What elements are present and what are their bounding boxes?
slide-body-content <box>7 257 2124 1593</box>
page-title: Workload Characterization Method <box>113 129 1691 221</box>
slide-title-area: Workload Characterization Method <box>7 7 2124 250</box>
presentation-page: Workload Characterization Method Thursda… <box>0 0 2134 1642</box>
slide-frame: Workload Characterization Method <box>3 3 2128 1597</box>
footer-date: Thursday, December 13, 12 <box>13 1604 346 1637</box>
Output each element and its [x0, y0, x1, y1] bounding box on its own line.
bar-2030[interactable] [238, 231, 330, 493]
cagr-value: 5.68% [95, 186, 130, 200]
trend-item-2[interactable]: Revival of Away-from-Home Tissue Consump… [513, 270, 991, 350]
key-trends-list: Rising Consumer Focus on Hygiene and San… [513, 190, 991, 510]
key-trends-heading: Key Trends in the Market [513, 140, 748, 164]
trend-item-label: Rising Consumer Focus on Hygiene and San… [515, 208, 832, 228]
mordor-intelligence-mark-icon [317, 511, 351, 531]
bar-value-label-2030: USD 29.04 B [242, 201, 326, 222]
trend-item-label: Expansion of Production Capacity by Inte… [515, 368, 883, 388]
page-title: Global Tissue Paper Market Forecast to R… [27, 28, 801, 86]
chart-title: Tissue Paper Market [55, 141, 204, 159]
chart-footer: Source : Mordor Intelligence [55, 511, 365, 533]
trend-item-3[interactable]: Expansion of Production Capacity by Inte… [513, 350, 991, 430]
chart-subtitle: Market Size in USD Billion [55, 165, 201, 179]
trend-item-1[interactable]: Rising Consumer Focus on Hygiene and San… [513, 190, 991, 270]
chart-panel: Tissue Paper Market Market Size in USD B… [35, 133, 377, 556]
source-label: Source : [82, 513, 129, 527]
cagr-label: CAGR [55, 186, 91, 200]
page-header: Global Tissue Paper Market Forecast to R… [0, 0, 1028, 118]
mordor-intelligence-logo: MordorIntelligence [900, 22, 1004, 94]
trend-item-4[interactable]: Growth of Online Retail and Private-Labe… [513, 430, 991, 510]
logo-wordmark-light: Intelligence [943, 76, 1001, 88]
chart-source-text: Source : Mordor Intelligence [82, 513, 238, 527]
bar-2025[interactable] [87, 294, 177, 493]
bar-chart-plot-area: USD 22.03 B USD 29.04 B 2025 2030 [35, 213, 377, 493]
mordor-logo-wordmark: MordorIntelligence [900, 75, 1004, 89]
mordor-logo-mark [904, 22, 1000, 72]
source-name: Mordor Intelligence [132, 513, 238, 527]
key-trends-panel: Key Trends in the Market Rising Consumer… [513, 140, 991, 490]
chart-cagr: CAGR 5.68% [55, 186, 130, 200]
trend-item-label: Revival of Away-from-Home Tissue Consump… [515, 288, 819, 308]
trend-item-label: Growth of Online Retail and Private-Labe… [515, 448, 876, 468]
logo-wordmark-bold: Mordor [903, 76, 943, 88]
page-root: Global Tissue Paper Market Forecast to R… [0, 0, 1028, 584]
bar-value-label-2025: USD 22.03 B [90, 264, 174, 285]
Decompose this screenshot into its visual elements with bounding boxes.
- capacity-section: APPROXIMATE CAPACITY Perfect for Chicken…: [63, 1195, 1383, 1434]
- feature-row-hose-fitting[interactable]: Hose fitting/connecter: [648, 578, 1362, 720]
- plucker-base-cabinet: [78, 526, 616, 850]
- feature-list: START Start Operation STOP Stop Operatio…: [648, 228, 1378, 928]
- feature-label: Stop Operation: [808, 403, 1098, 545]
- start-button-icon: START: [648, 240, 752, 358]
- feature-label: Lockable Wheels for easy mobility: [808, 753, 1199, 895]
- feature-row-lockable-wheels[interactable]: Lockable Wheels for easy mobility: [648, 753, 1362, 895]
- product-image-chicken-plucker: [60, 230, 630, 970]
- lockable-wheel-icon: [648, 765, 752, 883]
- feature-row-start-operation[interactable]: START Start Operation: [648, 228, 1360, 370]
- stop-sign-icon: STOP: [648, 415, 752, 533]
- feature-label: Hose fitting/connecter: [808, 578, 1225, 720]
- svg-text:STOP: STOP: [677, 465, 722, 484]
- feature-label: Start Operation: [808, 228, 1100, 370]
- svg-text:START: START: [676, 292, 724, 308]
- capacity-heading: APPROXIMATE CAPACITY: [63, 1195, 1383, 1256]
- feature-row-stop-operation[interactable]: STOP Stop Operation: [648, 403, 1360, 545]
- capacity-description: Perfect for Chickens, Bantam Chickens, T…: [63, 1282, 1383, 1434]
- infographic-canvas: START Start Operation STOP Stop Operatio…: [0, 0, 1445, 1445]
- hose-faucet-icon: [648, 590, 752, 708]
____________
**YOUR INSTRUCTIONS**
Update the material from its first line through the line with "trend-item-label: Rising Consumer" by replacing "Workload Characterization Method" with "Workload Profiling Method", changing nothing else.

**SOLUTION TO THE EXERCISE**
What elements are present and what are their bounding boxes?
slide-body-content <box>7 257 2124 1593</box>
page-title: Workload Profiling Method <box>113 129 1691 221</box>
slide-title-area: Workload Profiling Method <box>7 7 2124 250</box>
presentation-page: Workload Profiling Method Thursda… <box>0 0 2134 1642</box>
slide-frame: Workload Profiling Method <box>3 3 2128 1597</box>
footer-date: Thursday, December 13, 12 <box>13 1604 346 1637</box>
Output each element and its [x0, y0, x1, y1] bounding box on its own line.
bar-2030[interactable] [238, 231, 330, 493]
cagr-value: 5.68% [95, 186, 130, 200]
trend-item-2[interactable]: Revival of Away-from-Home Tissue Consump… [513, 270, 991, 350]
key-trends-list: Rising Consumer Focus on Hygiene and San… [513, 190, 991, 510]
key-trends-heading: Key Trends in the Market [513, 140, 748, 164]
trend-item-label: Rising Consumer Focus on Hygiene and San… [515, 208, 832, 228]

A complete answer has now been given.